TO DO:
Copy every entry exactly.

Rows from a figure dataset:
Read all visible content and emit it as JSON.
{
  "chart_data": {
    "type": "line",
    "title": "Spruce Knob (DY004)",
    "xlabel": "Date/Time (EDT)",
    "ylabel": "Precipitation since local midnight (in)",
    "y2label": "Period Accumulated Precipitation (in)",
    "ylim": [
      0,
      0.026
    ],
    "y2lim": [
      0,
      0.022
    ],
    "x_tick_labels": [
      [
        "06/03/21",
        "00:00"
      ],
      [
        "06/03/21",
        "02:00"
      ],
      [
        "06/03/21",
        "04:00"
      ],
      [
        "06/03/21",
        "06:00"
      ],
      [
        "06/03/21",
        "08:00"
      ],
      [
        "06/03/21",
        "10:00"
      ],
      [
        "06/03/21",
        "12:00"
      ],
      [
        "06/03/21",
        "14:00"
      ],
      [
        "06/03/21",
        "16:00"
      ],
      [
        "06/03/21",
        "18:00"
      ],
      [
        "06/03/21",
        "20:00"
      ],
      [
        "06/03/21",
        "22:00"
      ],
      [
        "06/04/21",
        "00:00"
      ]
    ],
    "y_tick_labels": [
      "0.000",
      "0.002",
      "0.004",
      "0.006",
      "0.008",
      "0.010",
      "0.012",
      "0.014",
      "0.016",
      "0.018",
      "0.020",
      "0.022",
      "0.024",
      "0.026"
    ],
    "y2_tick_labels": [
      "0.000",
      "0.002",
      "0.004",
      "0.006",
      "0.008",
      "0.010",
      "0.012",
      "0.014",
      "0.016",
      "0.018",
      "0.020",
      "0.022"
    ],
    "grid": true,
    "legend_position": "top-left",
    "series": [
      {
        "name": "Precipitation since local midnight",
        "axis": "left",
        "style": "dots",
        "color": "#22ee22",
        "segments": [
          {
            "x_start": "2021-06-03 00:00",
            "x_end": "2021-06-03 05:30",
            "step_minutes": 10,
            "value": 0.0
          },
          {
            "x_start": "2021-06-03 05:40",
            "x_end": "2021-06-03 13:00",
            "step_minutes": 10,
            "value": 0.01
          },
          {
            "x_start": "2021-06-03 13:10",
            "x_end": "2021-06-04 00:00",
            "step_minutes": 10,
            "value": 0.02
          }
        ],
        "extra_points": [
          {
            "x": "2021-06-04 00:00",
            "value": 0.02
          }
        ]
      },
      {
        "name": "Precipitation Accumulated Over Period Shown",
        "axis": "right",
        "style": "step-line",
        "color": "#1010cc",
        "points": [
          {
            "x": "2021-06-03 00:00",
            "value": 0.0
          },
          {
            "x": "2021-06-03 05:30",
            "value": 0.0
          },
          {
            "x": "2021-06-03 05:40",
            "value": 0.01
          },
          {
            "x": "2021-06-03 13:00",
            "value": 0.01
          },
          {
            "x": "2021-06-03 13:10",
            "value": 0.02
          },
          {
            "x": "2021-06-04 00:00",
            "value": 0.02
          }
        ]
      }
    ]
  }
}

TASK OUTPUT:
Read all visible content and emit it as JSON.
{
  "chart_data": {
    "type": "line",
    "title": "Spruce Knob (DY004)",
    "xlabel": "Date/Time (EDT)",
    "ylabel": "Precipitation since local midnight (in)",
    "y2label": "Period Accumulated Precipitation (in)",
    "ylim": [
      0,
      0.026
    ],
    "y2lim": [
      0,
      0.022
    ],
    "x_tick_labels": [
      [
        "06/03/21",
        "00:00"
      ],
      [
        "06/03/21",
        "02:00"
      ],
      [
        "06/03/21",
        "04:00"
      ],
      [
        "06/03/21",
        "06:00"
      ],
      [
        "06/03/21",
        "08:00"
      ],
      [
        "06/03/21",
        "10:00"
      ],
      [
        "06/03/21",
        "12:00"
      ],
      [
        "06/03/21",
        "14:00"
      ],
      [
        "06/03/21",
        "16:00"
      ],
      [
        "06/03/21",
        "18:00"
      ],
      [
        "06/03/21",
        "20:00"
      ],
      [
        "06/03/21",
        "22:00"
      ],
      [
        "06/04/21",
        "00:00"
      ]
    ],
    "y_tick_labels": [
      "0.000",
      "0.002",
      "0.004",
      "0.006",
      "0.008",
      "0.010",
      "0.012",
      "0.014",
      "0.016",
      "0.018",
      "0.020",
      "0.022",
      "0.024",
      "0.026"
    ],
    "y2_tick_labels": [
      "0.000",
      "0.002",
      "0.004",
      "0.006",
      "0.008",
      "0.010",
      "0.012",
      "0.014",
      "0.016",
      "0.018",
      "0.020",
      "0.022"
    ],
    "grid": true,
    "legend_position": "top-left",
    "series": [
      {
        "name": "Precipitation since local midnight",
        "axis": "left",
        "style": "dots",
        "color": "#22ee22",
        "segments": [
          {
            "x_start": "2021-06-03 00:00",
            "x_end": "2021-06-03 05:30",
            "step_minutes": 10,
            "value": 0.0
          },
          {
            "x_start": "2021-06-03 05:40",
            "x_end": "2021-06-03 13:00",
            "step_minutes": 10,
            "value": 0.01
          },
          {
            "x_start": "2021-06-03 13:10",
            "x_end": "2021-06-04 00:00",
            "step_minutes": 10,
            "value": 0.02
          }
        ],
        "extra_points": [
          {
            "x": "2021-06-04 00:00",
            "value": 0.02
          }
        ]
      },
      {
        "name": "Precipitation Accumulated Over Period Shown",
        "axis": "right",
        "style": "step-line",
        "color": "#1010cc",
        "points": [
          {
            "x": "2021-06-03 00:00",
            "value": 0.0
          },
          {
            "x": "2021-06-03 05:30",
            "value": 0.0
          },
          {
            "x": "2021-06-03 05:40",
            "value": 0.01
          },
          {
            "x": "2021-06-03 13:00",
            "value": 0.01
          },
          {
            "x": "2021-06-03 13:10",
            "value": 0.02
          },
          {
            "x": "2021-06-04 00:00",
            "value": 0.02
          }
        ]
      }
    ]
  }
}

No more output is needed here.